+++ Material provided

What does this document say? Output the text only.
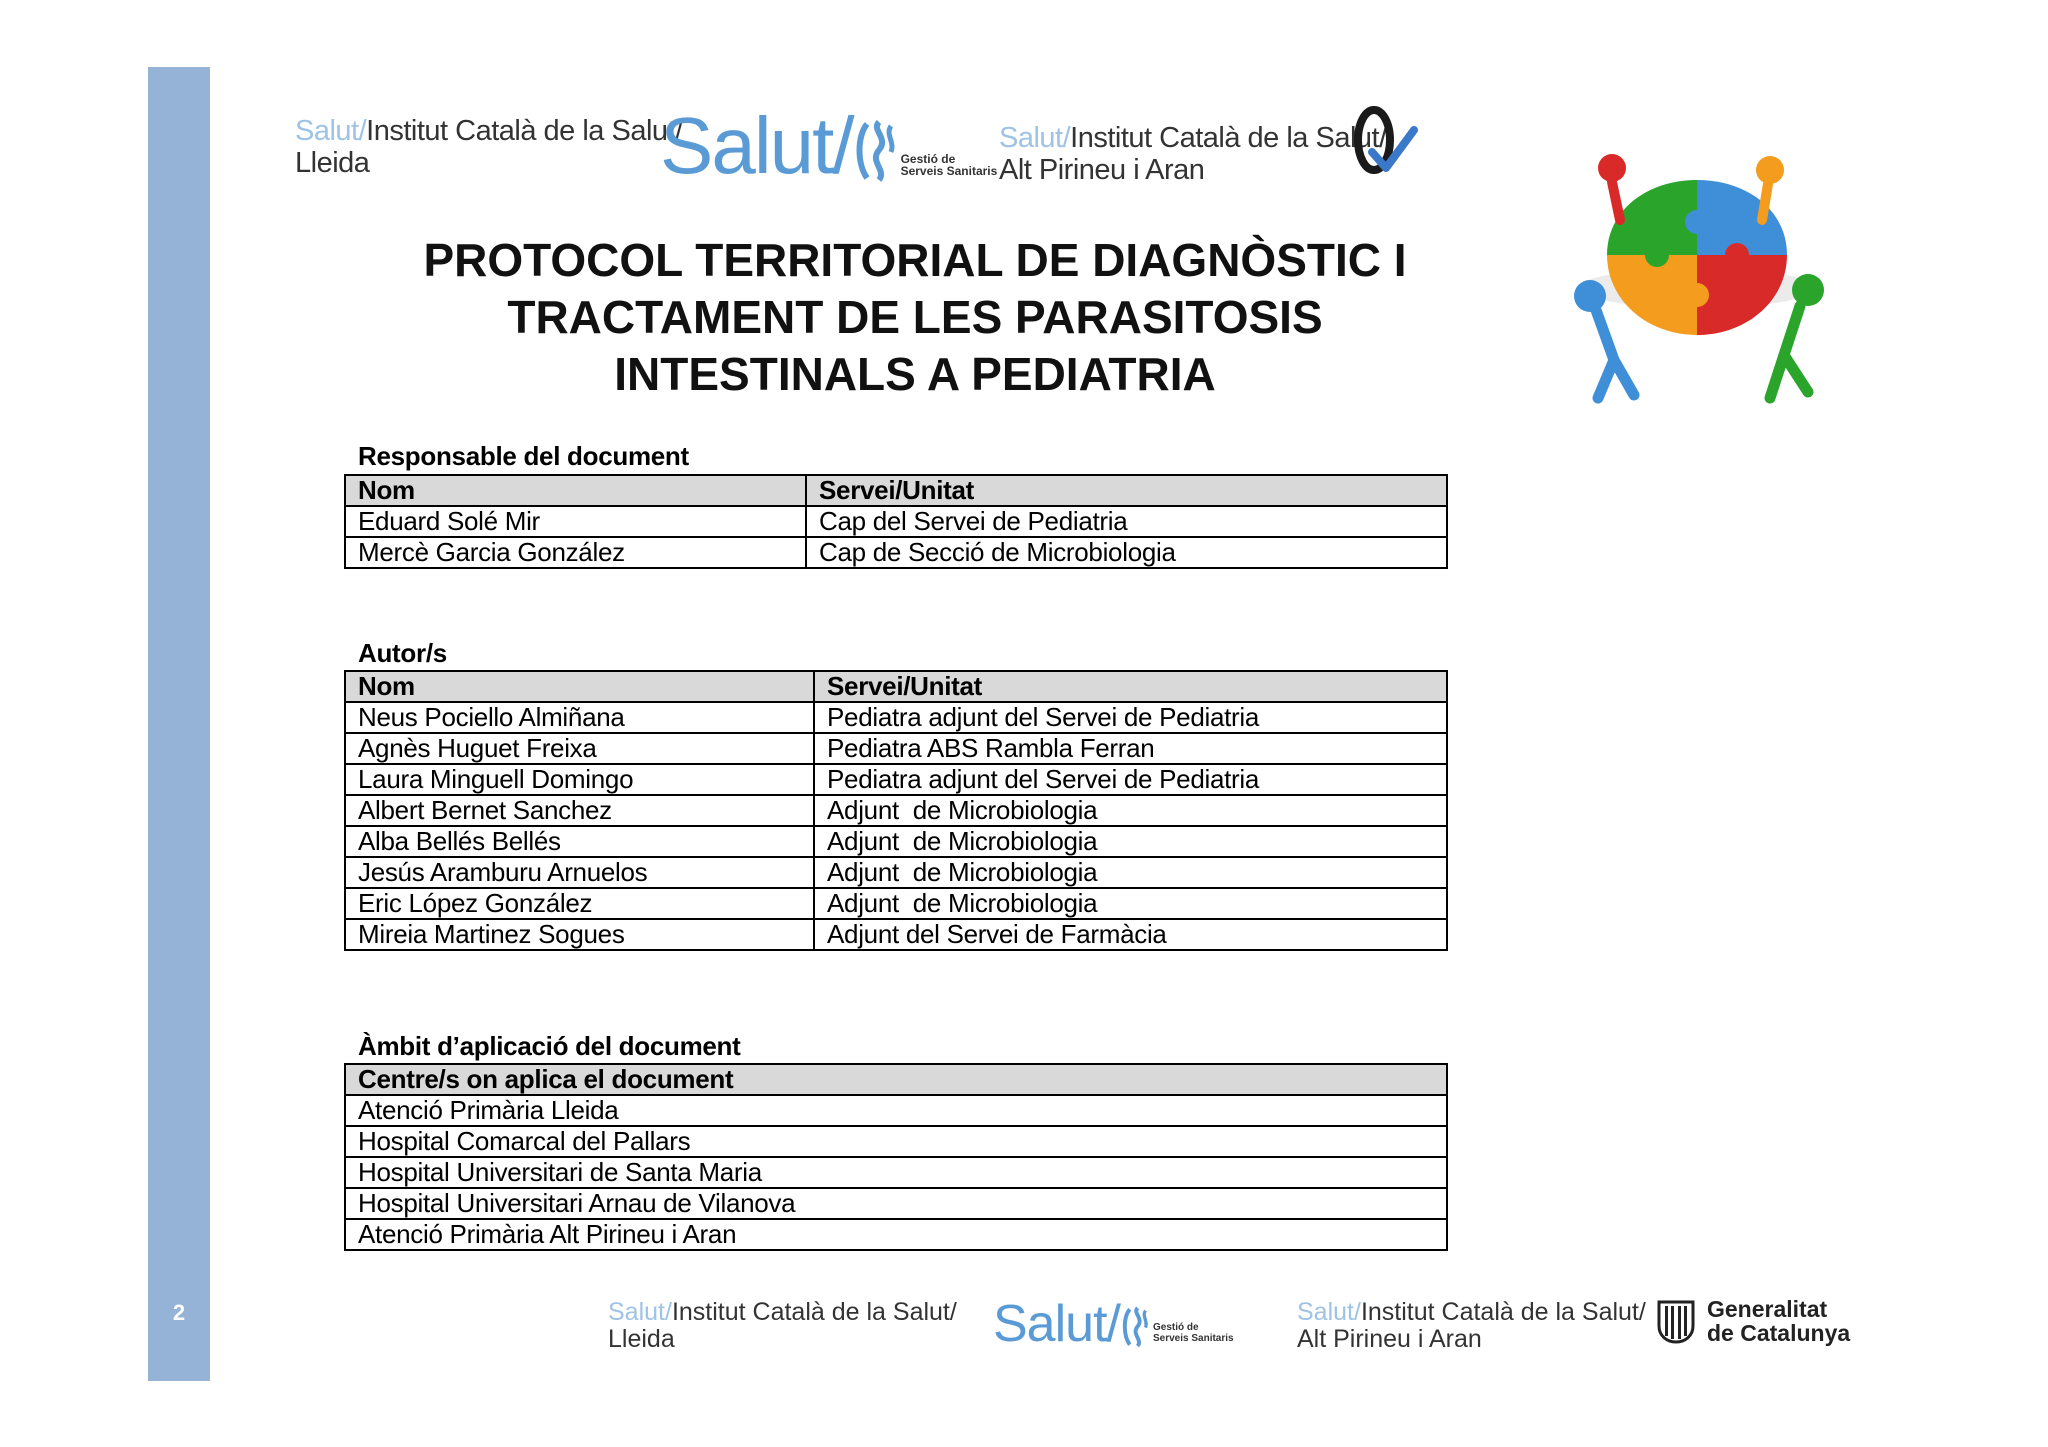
2
Salut/Institut Català de la Salut/
Lleida	Salut/	Gestió de
Serveis Sanitaris
Salut/Institut Català de la Salut/
Alt Pirineu i Aran
PROTOCOL TERRITORIAL DE DIAGNÒSTIC I
TRACTAMENT DE LES PARASITOSIS
INTESTINALS A PEDIATRIA
Responsable del document
Nom	Servei/Unitat
Eduard Solé Mir	Cap del Servei de Pediatria
Mercè Garcia González	Cap de Secció de Microbiologia
Autor/s
Nom	Servei/Unitat
Neus Pociello Almiñana	Pediatra adjunt del Servei de Pediatria
Agnès Huguet Freixa	Pediatra ABS Rambla Ferran
Laura Minguell Domingo	Pediatra adjunt del Servei de Pediatria
Albert Bernet Sanchez	Adjunt  de Microbiologia
Alba Bellés Bellés	Adjunt  de Microbiologia
Jesús Aramburu Arnuelos	Adjunt  de Microbiologia
Eric López González	Adjunt  de Microbiologia
Mireia Martinez Sogues	Adjunt del Servei de Farmàcia
Àmbit d’aplicació del document
Centre/s on aplica el document
Atenció Primària Lleida
Hospital Comarcal del Pallars
Hospital Universitari de Santa Maria
Hospital Universitari Arnau de Vilanova
Atenció Primària Alt Pirineu i Aran
Salut/Institut Català de la Salut/
Lleida	Salut/	Gestió de
Serveis Sanitaris
Salut/Institut Català de la Salut/
Alt Pirineu i Aran
Generalitat
de Catalunya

++++++

▶ _Exercise_:
From the entries above, list each line with "document" in it.

▶ _Response below_:
What does this document say? Output the text only.
Responsable del document
Àmbit d’aplicació del document
Centre/s on aplica el document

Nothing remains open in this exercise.